- [Exercise task]:
Would you transcribe all of the data exactly, down to the last character?

..........

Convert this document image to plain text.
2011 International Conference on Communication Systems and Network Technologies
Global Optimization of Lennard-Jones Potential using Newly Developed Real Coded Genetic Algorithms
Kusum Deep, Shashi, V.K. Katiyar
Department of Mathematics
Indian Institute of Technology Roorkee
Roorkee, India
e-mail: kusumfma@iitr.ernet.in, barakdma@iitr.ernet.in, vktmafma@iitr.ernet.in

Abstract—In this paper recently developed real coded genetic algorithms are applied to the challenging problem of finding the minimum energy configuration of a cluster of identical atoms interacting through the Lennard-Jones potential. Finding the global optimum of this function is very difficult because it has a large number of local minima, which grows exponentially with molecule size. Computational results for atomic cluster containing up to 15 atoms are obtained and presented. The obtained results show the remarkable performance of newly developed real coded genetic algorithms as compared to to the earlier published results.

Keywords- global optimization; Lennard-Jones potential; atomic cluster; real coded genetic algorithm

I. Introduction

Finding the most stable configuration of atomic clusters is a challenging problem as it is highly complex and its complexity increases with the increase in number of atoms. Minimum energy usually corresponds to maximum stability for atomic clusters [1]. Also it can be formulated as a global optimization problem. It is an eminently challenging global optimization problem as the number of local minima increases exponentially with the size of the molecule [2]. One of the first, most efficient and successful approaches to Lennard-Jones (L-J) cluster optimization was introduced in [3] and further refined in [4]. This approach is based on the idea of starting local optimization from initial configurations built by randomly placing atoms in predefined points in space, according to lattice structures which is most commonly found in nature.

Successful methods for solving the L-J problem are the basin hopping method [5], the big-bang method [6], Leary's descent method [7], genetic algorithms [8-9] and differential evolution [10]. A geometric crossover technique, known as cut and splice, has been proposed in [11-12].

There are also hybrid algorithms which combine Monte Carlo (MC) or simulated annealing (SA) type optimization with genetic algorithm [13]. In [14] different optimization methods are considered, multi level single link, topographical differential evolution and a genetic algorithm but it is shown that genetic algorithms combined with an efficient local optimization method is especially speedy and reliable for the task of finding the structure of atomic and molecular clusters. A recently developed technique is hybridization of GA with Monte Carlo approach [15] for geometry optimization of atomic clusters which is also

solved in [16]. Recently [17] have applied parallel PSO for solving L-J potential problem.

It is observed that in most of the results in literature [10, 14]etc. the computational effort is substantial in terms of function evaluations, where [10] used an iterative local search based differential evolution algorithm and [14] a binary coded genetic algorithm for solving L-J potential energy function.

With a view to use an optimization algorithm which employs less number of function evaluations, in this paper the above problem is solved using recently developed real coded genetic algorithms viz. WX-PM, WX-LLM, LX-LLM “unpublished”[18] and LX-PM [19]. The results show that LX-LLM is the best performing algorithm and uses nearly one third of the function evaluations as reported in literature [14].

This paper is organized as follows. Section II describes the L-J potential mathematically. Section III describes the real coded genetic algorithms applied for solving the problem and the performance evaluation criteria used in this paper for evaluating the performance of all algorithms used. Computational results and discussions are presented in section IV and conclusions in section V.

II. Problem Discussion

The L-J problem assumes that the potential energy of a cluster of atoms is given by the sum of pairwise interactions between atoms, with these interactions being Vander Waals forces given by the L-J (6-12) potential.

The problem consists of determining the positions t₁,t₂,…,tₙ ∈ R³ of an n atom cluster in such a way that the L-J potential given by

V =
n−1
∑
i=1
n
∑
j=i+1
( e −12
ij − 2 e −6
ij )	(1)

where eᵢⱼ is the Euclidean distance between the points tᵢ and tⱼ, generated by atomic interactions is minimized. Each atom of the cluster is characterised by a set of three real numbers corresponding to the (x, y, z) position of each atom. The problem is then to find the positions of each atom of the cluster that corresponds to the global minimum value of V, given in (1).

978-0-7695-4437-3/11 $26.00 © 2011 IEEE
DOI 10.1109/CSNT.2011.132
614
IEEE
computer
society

..........

- [Response to this task]:
Convert this document image to plain text.
2011 International Conference on Communication Systems and Network Technologies
Global Optimization of Lennard-Jones Potential using Newly Developed Real Coded Genetic Algorithms
Kusum Deep, Shashi, V.K. Katiyar
Department of Mathematics
Indian Institute of Technology Roorkee
Roorkee, India
e-mail: kusumfma@iitr.ernet.in, barakdma@iitr.ernet.in, vktmafma@iitr.ernet.in

Abstract—In this paper recently developed real coded genetic algorithms are applied to the challenging problem of finding the minimum energy configuration of a cluster of identical atoms interacting through the Lennard-Jones potential. Finding the global optimum of this function is very difficult because it has a large number of local minima, which grows exponentially with molecule size. Computational results for atomic cluster containing up to 15 atoms are obtained and presented. The obtained results show the remarkable performance of newly developed real coded genetic algorithms as compared to to the earlier published results.

Keywords- global optimization; Lennard-Jones potential; atomic cluster; real coded genetic algorithm

I. Introduction

Finding the most stable configuration of atomic clusters is a challenging problem as it is highly complex and its complexity increases with the increase in number of atoms. Minimum energy usually corresponds to maximum stability for atomic clusters [1]. Also it can be formulated as a global optimization problem. It is an eminently challenging global optimization problem as the number of local minima increases exponentially with the size of the molecule [2]. One of the first, most efficient and successful approaches to Lennard-Jones (L-J) cluster optimization was introduced in [3] and further refined in [4]. This approach is based on the idea of starting local optimization from initial configurations built by randomly placing atoms in predefined points in space, according to lattice structures which is most commonly found in nature.

Successful methods for solving the L-J problem are the basin hopping method [5], the big-bang method [6], Leary's descent method [7], genetic algorithms [8-9] and differential evolution [10]. A geometric crossover technique, known as cut and splice, has been proposed in [11-12].

There are also hybrid algorithms which combine Monte Carlo (MC) or simulated annealing (SA) type optimization with genetic algorithm [13]. In [14] different optimization methods are considered, multi level single link, topographical differential evolution and a genetic algorithm but it is shown that genetic algorithms combined with an efficient local optimization method is especially speedy and reliable for the task of finding the structure of atomic and molecular clusters. A recently developed technique is hybridization of GA with Monte Carlo approach [15] for geometry optimization of atomic clusters which is also

solved in [16]. Recently [17] have applied parallel PSO for solving L-J potential problem.

It is observed that in most of the results in literature [10, 14]etc. the computational effort is substantial in terms of function evaluations, where [10] used an iterative local search based differential evolution algorithm and [14] a binary coded genetic algorithm for solving L-J potential energy function.

With a view to use an optimization algorithm which employs less number of function evaluations, in this paper the above problem is solved using recently developed real coded genetic algorithms viz. WX-PM, WX-LLM, LX-LLM “unpublished”[18] and LX-PM [19]. The results show that LX-LLM is the best performing algorithm and uses nearly one third of the function evaluations as reported in literature [14].

This paper is organized as follows. Section II describes the L-J potential mathematically. Section III describes the real coded genetic algorithms applied for solving the problem and the performance evaluation criteria used in this paper for evaluating the performance of all algorithms used. Computational results and discussions are presented in section IV and conclusions in section V.

II. Problem Discussion

The L-J problem assumes that the potential energy of a cluster of atoms is given by the sum of pairwise interactions between atoms, with these interactions being Vander Waals forces given by the L-J (6-12) potential.

The problem consists of determining the positions t₁,t₂,…,tₙ ∈ R³ of an n atom cluster in such a way that the L-J potential given by

V =
n−1
∑
i=1
n
∑
j=i+1
( e −12
ij − 2 e −6
ij )	(1)

where eᵢⱼ is the Euclidean distance between the points tᵢ and tⱼ, generated by atomic interactions is minimized. Each atom of the cluster is characterised by a set of three real numbers corresponding to the (x, y, z) position of each atom. The problem is then to find the positions of each atom of the cluster that corresponds to the global minimum value of V, given in (1).

978-0-7695-4437-3/11 $26.00 © 2011 IEEE
DOI 10.1109/CSNT.2011.132
614
IEEE
computer
society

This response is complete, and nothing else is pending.